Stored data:
┌──
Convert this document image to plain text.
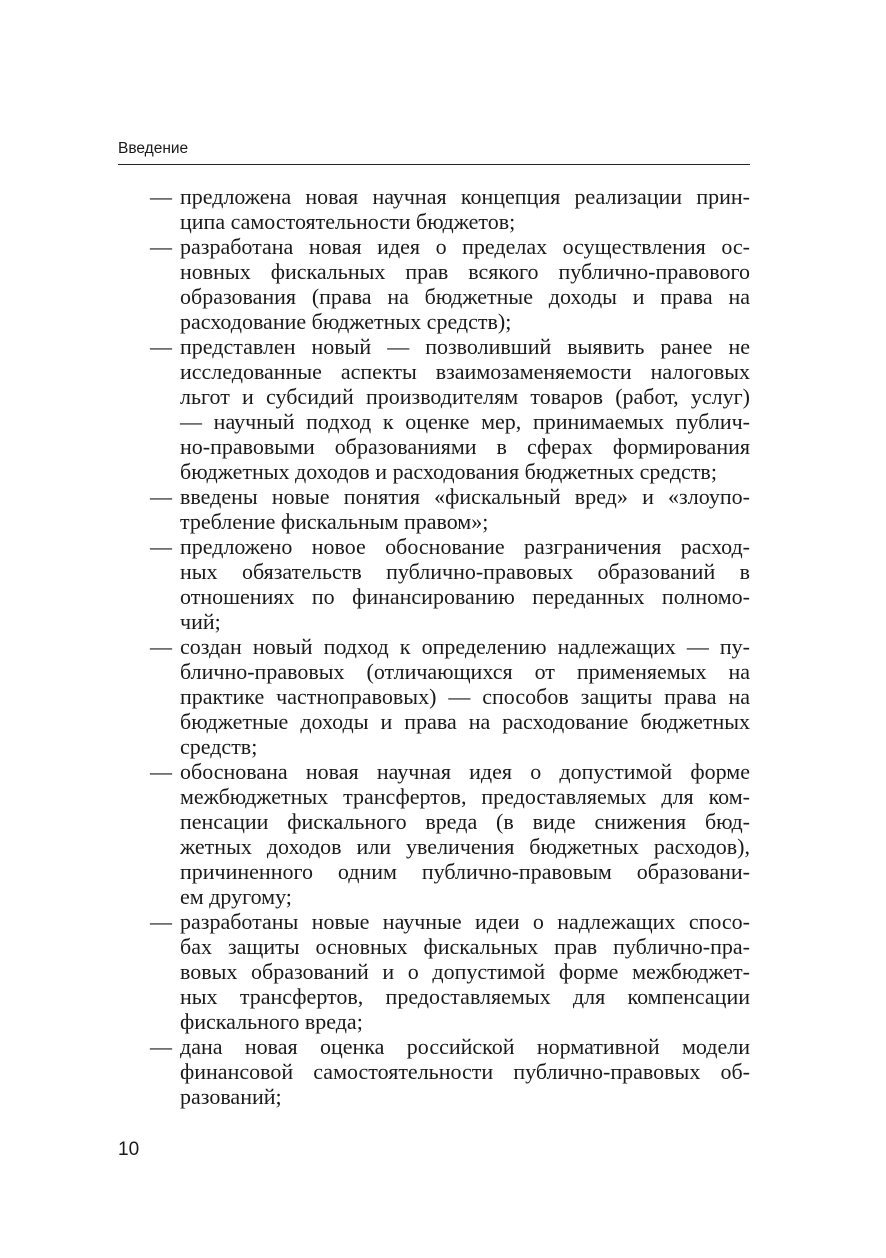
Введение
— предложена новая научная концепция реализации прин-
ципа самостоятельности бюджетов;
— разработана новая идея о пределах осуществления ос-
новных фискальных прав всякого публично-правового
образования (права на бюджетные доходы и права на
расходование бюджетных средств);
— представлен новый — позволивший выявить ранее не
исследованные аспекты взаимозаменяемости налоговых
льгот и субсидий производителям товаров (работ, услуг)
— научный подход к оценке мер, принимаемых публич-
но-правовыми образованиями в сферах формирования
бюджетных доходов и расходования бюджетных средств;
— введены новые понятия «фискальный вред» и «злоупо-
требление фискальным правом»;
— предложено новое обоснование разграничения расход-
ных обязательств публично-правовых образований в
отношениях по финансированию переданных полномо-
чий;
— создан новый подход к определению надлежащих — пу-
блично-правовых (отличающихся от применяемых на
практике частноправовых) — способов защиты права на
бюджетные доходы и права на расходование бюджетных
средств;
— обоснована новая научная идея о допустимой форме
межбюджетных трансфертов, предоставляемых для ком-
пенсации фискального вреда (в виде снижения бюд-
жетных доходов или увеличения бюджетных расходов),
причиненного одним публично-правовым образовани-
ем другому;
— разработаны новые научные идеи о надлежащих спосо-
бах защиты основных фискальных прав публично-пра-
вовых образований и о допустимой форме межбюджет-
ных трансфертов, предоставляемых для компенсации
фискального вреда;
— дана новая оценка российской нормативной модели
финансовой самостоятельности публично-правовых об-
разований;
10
└──
┌──
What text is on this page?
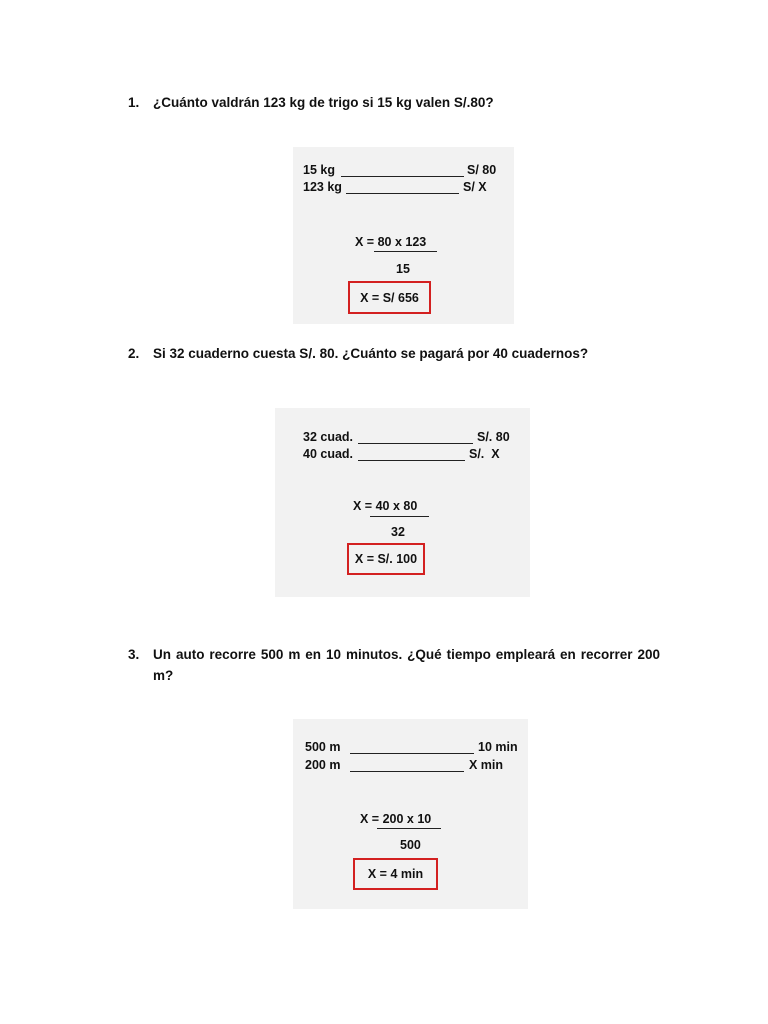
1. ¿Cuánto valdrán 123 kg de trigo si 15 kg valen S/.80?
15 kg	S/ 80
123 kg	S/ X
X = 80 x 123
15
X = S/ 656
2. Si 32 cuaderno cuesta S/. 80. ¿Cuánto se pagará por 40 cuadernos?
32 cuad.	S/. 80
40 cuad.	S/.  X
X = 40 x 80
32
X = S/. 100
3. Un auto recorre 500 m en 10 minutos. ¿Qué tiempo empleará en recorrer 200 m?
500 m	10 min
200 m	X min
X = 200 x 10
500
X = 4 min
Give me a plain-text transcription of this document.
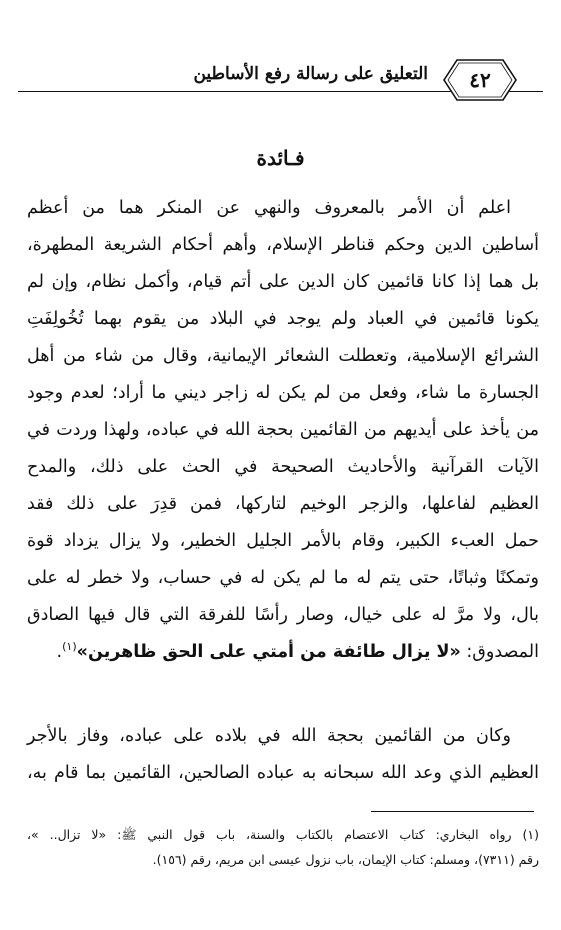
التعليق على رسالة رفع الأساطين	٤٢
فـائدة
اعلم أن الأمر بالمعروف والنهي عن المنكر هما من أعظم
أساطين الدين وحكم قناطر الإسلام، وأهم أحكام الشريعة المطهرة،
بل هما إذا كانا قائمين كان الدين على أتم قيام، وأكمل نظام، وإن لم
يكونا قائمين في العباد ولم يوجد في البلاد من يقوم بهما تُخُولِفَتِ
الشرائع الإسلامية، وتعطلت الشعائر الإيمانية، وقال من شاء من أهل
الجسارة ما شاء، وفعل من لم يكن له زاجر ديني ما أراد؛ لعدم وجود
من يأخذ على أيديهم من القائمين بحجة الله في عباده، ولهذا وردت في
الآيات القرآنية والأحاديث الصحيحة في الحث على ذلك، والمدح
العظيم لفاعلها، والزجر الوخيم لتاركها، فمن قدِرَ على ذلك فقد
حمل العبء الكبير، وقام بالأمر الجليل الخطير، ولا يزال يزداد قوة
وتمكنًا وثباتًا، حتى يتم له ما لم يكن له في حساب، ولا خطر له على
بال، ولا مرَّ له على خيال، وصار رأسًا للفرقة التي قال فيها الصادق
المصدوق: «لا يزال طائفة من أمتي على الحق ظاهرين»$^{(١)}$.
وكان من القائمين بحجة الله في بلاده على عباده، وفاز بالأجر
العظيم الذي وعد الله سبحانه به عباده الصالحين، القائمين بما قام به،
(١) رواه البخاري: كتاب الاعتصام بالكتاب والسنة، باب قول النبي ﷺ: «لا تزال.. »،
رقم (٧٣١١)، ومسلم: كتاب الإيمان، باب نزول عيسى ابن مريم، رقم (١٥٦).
└──
§ What the task requires
Working from the entries above, return all lines that contain "text".

§ The response
Convert this document image to plain text.
What text is on this page?
Give me a plain-text transcription of this document.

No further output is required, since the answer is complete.